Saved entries
┌────────

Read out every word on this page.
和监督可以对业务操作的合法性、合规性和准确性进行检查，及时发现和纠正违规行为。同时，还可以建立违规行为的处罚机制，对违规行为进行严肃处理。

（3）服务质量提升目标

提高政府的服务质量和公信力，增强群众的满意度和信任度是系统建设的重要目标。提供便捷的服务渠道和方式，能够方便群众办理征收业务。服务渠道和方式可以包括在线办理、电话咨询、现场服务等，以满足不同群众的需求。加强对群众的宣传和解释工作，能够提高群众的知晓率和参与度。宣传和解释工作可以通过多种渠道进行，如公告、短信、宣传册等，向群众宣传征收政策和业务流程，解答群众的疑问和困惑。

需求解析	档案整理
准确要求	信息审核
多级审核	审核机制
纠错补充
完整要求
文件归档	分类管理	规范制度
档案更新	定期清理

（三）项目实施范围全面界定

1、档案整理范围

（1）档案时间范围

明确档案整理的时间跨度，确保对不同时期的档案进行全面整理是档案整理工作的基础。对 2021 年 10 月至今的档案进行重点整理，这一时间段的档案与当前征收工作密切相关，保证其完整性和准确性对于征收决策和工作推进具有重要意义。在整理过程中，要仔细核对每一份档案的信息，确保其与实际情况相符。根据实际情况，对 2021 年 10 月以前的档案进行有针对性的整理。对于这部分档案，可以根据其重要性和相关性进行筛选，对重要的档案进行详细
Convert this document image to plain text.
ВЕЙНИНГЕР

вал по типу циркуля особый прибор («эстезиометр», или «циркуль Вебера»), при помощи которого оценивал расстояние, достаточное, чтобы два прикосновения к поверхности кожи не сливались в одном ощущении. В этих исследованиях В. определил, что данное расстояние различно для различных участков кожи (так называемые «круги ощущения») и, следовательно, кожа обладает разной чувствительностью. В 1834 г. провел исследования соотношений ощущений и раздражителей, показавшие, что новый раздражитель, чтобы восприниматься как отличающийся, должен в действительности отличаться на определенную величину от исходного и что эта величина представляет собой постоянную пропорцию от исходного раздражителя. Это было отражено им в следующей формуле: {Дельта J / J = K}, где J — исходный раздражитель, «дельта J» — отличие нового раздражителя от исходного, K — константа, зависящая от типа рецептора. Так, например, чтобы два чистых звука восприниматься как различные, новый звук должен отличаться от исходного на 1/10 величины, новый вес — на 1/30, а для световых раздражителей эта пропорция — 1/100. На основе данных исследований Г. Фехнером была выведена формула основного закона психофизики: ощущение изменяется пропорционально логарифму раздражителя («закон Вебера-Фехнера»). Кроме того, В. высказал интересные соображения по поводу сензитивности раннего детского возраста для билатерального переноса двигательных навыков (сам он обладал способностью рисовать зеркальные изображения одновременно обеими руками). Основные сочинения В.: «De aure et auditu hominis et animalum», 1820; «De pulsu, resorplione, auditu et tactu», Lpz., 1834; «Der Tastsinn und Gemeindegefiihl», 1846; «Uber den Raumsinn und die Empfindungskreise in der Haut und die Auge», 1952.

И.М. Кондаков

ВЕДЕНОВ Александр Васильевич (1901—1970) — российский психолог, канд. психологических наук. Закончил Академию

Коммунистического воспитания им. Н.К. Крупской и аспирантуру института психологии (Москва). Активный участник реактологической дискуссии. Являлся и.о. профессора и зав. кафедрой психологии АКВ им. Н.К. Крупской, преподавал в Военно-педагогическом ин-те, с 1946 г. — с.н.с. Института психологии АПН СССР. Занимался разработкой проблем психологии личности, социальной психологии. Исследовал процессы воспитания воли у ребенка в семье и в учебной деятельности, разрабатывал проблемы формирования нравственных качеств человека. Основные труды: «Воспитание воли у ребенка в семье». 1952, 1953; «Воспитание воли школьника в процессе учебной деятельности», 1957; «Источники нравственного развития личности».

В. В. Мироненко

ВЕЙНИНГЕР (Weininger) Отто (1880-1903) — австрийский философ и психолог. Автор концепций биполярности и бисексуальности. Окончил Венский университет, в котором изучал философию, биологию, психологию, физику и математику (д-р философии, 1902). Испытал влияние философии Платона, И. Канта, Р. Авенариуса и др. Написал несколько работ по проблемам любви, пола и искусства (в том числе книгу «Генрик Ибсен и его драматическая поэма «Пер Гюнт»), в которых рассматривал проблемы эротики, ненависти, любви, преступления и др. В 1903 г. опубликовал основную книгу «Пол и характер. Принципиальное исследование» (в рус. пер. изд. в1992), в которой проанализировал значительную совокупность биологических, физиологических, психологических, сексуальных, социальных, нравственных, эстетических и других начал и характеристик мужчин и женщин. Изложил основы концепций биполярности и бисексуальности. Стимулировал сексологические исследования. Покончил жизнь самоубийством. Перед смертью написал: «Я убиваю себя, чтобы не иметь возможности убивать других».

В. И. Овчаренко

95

└────────

EXERCISE TASK
Some lines of the data may hold the word "this". Say how many do, with nothing else.

COMPLETED TASK
2